* **What to work on**: Write the entries out again exactly as they stand, but without the pictures.

Saved data entries
:::

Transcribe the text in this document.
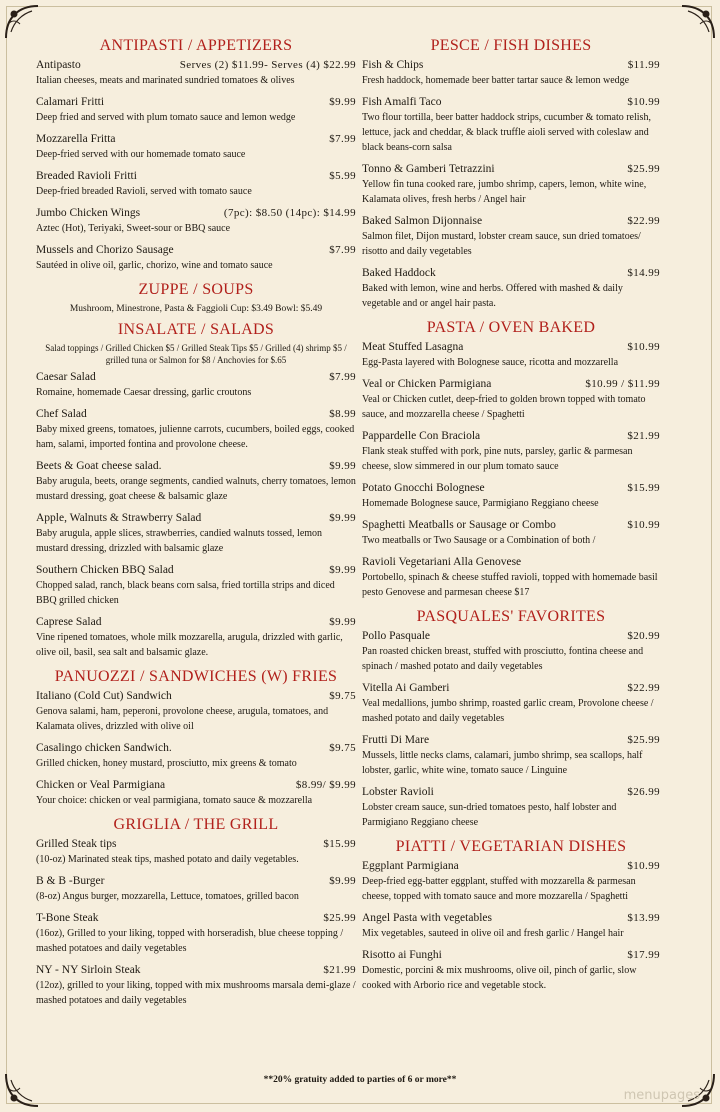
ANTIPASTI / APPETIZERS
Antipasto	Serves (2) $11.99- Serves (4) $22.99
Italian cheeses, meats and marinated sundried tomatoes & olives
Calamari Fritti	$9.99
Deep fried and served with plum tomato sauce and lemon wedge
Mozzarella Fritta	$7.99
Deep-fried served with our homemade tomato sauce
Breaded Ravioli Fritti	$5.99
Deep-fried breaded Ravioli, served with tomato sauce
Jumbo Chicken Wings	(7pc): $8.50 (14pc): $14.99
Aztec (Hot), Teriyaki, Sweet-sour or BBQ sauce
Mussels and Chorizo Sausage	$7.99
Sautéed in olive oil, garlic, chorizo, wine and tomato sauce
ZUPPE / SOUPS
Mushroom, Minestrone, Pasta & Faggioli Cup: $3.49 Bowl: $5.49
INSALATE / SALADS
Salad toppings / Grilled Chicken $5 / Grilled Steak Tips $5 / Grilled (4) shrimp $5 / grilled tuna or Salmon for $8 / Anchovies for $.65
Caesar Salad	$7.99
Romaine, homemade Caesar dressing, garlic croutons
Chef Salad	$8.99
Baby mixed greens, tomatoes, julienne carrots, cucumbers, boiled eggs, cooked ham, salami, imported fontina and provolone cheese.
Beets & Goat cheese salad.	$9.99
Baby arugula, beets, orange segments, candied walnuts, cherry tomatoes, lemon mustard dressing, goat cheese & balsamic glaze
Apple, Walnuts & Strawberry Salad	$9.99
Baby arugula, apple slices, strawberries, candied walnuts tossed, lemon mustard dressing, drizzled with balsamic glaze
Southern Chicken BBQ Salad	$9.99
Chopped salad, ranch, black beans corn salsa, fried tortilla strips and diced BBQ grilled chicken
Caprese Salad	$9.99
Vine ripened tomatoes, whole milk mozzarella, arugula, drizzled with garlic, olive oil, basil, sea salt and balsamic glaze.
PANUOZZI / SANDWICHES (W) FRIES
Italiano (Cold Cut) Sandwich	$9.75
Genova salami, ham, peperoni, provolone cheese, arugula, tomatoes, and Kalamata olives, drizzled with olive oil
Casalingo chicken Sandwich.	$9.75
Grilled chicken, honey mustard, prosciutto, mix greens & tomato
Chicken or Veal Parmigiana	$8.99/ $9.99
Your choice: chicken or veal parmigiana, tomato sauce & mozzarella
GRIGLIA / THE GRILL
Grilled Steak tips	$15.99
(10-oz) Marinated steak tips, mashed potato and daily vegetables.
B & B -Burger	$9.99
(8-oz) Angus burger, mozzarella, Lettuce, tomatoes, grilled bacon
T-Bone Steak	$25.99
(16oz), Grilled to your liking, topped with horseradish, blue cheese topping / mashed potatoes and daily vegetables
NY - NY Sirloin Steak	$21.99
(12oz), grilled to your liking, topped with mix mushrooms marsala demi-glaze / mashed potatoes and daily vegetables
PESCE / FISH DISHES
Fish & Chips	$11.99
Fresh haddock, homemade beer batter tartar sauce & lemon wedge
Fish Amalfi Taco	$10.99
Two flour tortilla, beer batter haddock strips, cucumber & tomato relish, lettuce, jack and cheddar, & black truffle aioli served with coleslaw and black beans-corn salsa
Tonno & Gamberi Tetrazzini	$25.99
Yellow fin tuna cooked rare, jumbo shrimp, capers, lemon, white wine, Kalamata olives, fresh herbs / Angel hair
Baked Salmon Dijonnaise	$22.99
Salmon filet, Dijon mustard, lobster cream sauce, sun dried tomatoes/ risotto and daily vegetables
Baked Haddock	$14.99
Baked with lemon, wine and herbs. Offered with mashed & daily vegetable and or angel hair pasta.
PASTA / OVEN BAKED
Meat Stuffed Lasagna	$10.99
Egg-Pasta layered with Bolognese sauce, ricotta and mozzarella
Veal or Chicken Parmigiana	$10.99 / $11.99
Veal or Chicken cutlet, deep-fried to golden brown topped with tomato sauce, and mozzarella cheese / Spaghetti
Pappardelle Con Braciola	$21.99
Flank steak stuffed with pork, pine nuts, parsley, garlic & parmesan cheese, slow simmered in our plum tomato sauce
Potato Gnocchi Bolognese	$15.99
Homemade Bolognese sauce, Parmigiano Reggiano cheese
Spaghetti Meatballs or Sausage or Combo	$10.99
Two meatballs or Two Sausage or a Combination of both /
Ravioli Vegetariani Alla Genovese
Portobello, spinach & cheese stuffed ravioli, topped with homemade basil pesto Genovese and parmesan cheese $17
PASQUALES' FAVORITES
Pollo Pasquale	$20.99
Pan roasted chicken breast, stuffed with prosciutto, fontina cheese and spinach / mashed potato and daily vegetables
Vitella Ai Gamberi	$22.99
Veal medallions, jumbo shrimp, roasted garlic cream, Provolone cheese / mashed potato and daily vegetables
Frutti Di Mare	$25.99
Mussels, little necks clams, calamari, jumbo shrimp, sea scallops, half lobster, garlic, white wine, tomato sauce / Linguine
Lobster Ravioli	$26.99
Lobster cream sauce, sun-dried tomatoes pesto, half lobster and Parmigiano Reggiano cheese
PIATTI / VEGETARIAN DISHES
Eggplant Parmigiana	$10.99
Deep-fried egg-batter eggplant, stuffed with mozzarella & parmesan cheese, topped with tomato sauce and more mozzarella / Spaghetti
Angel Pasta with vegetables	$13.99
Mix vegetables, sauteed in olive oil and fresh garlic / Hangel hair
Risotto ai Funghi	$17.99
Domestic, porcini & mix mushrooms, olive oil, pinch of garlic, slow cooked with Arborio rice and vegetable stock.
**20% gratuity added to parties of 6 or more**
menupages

:::

* **Exercise response**:
Transcribe the text in this document.
ANTIPASTI / APPETIZERS
Antipasto	Serves (2) $11.99- Serves (4) $22.99
Italian cheeses, meats and marinated sundried tomatoes & olives
Calamari Fritti	$9.99
Deep fried and served with plum tomato sauce and lemon wedge
Mozzarella Fritta	$7.99
Deep-fried served with our homemade tomato sauce
Breaded Ravioli Fritti	$5.99
Deep-fried breaded Ravioli, served with tomato sauce
Jumbo Chicken Wings	(7pc): $8.50 (14pc): $14.99
Aztec (Hot), Teriyaki, Sweet-sour or BBQ sauce
Mussels and Chorizo Sausage	$7.99
Sautéed in olive oil, garlic, chorizo, wine and tomato sauce
ZUPPE / SOUPS
Mushroom, Minestrone, Pasta & Faggioli Cup: $3.49 Bowl: $5.49
INSALATE / SALADS
Salad toppings / Grilled Chicken $5 / Grilled Steak Tips $5 / Grilled (4) shrimp $5 / grilled tuna or Salmon for $8 / Anchovies for $.65
Caesar Salad	$7.99
Romaine, homemade Caesar dressing, garlic croutons
Chef Salad	$8.99
Baby mixed greens, tomatoes, julienne carrots, cucumbers, boiled eggs, cooked ham, salami, imported fontina and provolone cheese.
Beets & Goat cheese salad.	$9.99
Baby arugula, beets, orange segments, candied walnuts, cherry tomatoes, lemon mustard dressing, goat cheese & balsamic glaze
Apple, Walnuts & Strawberry Salad	$9.99
Baby arugula, apple slices, strawberries, candied walnuts tossed, lemon mustard dressing, drizzled with balsamic glaze
Southern Chicken BBQ Salad	$9.99
Chopped salad, ranch, black beans corn salsa, fried tortilla strips and diced BBQ grilled chicken
Caprese Salad	$9.99
Vine ripened tomatoes, whole milk mozzarella, arugula, drizzled with garlic, olive oil, basil, sea salt and balsamic glaze.
PANUOZZI / SANDWICHES (W) FRIES
Italiano (Cold Cut) Sandwich	$9.75
Genova salami, ham, peperoni, provolone cheese, arugula, tomatoes, and Kalamata olives, drizzled with olive oil
Casalingo chicken Sandwich.	$9.75
Grilled chicken, honey mustard, prosciutto, mix greens & tomato
Chicken or Veal Parmigiana	$8.99/ $9.99
Your choice: chicken or veal parmigiana, tomato sauce & mozzarella
GRIGLIA / THE GRILL
Grilled Steak tips	$15.99
(10-oz) Marinated steak tips, mashed potato and daily vegetables.
B & B -Burger	$9.99
(8-oz) Angus burger, mozzarella, Lettuce, tomatoes, grilled bacon
T-Bone Steak	$25.99
(16oz), Grilled to your liking, topped with horseradish, blue cheese topping / mashed potatoes and daily vegetables
NY - NY Sirloin Steak	$21.99
(12oz), grilled to your liking, topped with mix mushrooms marsala demi-glaze / mashed potatoes and daily vegetables
PESCE / FISH DISHES
Fish & Chips	$11.99
Fresh haddock, homemade beer batter tartar sauce & lemon wedge
Fish Amalfi Taco	$10.99
Two flour tortilla, beer batter haddock strips, cucumber & tomato relish, lettuce, jack and cheddar, & black truffle aioli served with coleslaw and black beans-corn salsa
Tonno & Gamberi Tetrazzini	$25.99
Yellow fin tuna cooked rare, jumbo shrimp, capers, lemon, white wine, Kalamata olives, fresh herbs / Angel hair
Baked Salmon Dijonnaise	$22.99
Salmon filet, Dijon mustard, lobster cream sauce, sun dried tomatoes/ risotto and daily vegetables
Baked Haddock	$14.99
Baked with lemon, wine and herbs. Offered with mashed & daily vegetable and or angel hair pasta.
PASTA / OVEN BAKED
Meat Stuffed Lasagna	$10.99
Egg-Pasta layered with Bolognese sauce, ricotta and mozzarella
Veal or Chicken Parmigiana	$10.99 / $11.99
Veal or Chicken cutlet, deep-fried to golden brown topped with tomato sauce, and mozzarella cheese / Spaghetti
Pappardelle Con Braciola	$21.99
Flank steak stuffed with pork, pine nuts, parsley, garlic & parmesan cheese, slow simmered in our plum tomato sauce
Potato Gnocchi Bolognese	$15.99
Homemade Bolognese sauce, Parmigiano Reggiano cheese
Spaghetti Meatballs or Sausage or Combo	$10.99
Two meatballs or Two Sausage or a Combination of both /
Ravioli Vegetariani Alla Genovese
Portobello, spinach & cheese stuffed ravioli, topped with homemade basil pesto Genovese and parmesan cheese $17
PASQUALES' FAVORITES
Pollo Pasquale	$20.99
Pan roasted chicken breast, stuffed with prosciutto, fontina cheese and spinach / mashed potato and daily vegetables
Vitella Ai Gamberi	$22.99
Veal medallions, jumbo shrimp, roasted garlic cream, Provolone cheese / mashed potato and daily vegetables
Frutti Di Mare	$25.99
Mussels, little necks clams, calamari, jumbo shrimp, sea scallops, half lobster, garlic, white wine, tomato sauce / Linguine
Lobster Ravioli	$26.99
Lobster cream sauce, sun-dried tomatoes pesto, half lobster and Parmigiano Reggiano cheese
PIATTI / VEGETARIAN DISHES
Eggplant Parmigiana	$10.99
Deep-fried egg-batter eggplant, stuffed with mozzarella & parmesan cheese, topped with tomato sauce and more mozzarella / Spaghetti
Angel Pasta with vegetables	$13.99
Mix vegetables, sauteed in olive oil and fresh garlic / Hangel hair
Risotto ai Funghi	$17.99
Domestic, porcini & mix mushrooms, olive oil, pinch of garlic, slow cooked with Arborio rice and vegetable stock.
**20% gratuity added to parties of 6 or more**
menupages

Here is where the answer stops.